### Provided records
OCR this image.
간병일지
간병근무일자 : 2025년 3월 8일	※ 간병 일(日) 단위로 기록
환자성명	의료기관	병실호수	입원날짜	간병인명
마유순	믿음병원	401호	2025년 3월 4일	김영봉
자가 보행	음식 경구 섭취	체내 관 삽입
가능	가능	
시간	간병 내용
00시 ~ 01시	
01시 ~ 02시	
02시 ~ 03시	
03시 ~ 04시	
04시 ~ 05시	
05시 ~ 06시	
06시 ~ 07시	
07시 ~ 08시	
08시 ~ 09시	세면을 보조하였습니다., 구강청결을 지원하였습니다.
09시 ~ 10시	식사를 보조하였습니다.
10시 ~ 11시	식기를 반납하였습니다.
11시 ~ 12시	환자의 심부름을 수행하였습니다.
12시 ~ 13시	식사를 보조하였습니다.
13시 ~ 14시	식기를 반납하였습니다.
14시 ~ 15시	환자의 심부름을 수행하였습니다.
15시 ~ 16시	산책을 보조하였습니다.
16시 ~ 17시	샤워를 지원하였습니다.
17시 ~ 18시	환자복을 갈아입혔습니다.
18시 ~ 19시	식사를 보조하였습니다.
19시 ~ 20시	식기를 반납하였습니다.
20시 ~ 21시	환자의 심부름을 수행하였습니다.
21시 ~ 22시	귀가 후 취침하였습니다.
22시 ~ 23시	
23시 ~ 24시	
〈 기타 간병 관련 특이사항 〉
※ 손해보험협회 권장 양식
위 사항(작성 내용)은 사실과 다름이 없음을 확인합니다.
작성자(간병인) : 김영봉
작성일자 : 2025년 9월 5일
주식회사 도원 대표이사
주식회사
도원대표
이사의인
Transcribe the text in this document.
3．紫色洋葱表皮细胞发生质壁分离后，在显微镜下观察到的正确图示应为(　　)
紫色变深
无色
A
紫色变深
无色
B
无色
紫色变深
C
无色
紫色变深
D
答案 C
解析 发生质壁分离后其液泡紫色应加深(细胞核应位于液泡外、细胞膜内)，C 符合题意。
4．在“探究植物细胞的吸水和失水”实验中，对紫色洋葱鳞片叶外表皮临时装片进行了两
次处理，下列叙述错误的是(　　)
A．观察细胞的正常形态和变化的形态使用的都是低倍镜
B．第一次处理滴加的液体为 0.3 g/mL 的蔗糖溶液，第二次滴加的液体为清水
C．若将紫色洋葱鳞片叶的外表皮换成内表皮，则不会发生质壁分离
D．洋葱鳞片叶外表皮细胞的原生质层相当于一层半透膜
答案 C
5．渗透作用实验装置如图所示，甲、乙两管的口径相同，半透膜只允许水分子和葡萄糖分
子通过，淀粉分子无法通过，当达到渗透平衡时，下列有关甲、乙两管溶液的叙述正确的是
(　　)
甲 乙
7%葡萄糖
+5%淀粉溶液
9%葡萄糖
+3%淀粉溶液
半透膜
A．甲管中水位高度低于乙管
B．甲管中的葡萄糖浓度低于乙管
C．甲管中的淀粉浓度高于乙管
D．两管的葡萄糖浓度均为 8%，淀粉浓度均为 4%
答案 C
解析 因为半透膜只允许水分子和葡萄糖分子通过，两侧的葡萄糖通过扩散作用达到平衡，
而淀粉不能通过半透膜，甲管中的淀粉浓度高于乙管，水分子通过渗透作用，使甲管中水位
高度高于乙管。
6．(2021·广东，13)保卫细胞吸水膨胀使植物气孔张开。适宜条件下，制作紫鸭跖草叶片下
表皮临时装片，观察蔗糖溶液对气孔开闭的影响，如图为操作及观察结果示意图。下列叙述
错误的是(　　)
######
> [Your instructions] Each line from the one containing "Transcribe the text in this document." to the end of the listing above should be copied exactly, and nothing else.

> [Exercise answer]
Transcribe the text in this document.
3．紫色洋葱表皮细胞发生质壁分离后，在显微镜下观察到的正确图示应为(　　)
紫色变深
无色
A
紫色变深
无色
B
无色
紫色变深
C
无色
紫色变深
D
答案 C
解析 发生质壁分离后其液泡紫色应加深(细胞核应位于液泡外、细胞膜内)，C 符合题意。
4．在“探究植物细胞的吸水和失水”实验中，对紫色洋葱鳞片叶外表皮临时装片进行了两
次处理，下列叙述错误的是(　　)
A．观察细胞的正常形态和变化的形态使用的都是低倍镜
B．第一次处理滴加的液体为 0.3 g/mL 的蔗糖溶液，第二次滴加的液体为清水
C．若将紫色洋葱鳞片叶的外表皮换成内表皮，则不会发生质壁分离
D．洋葱鳞片叶外表皮细胞的原生质层相当于一层半透膜
答案 C
5．渗透作用实验装置如图所示，甲、乙两管的口径相同，半透膜只允许水分子和葡萄糖分
子通过，淀粉分子无法通过，当达到渗透平衡时，下列有关甲、乙两管溶液的叙述正确的是
(　　)
甲 乙
7%葡萄糖
+5%淀粉溶液
9%葡萄糖
+3%淀粉溶液
半透膜
A．甲管中水位高度低于乙管
B．甲管中的葡萄糖浓度低于乙管
C．甲管中的淀粉浓度高于乙管
D．两管的葡萄糖浓度均为 8%，淀粉浓度均为 4%
答案 C
解析 因为半透膜只允许水分子和葡萄糖分子通过，两侧的葡萄糖通过扩散作用达到平衡，
而淀粉不能通过半透膜，甲管中的淀粉浓度高于乙管，水分子通过渗透作用，使甲管中水位
高度高于乙管。
6．(2021·广东，13)保卫细胞吸水膨胀使植物气孔张开。适宜条件下，制作紫鸭跖草叶片下
表皮临时装片，观察蔗糖溶液对气孔开闭的影响，如图为操作及观察结果示意图。下列叙述
错误的是(　　)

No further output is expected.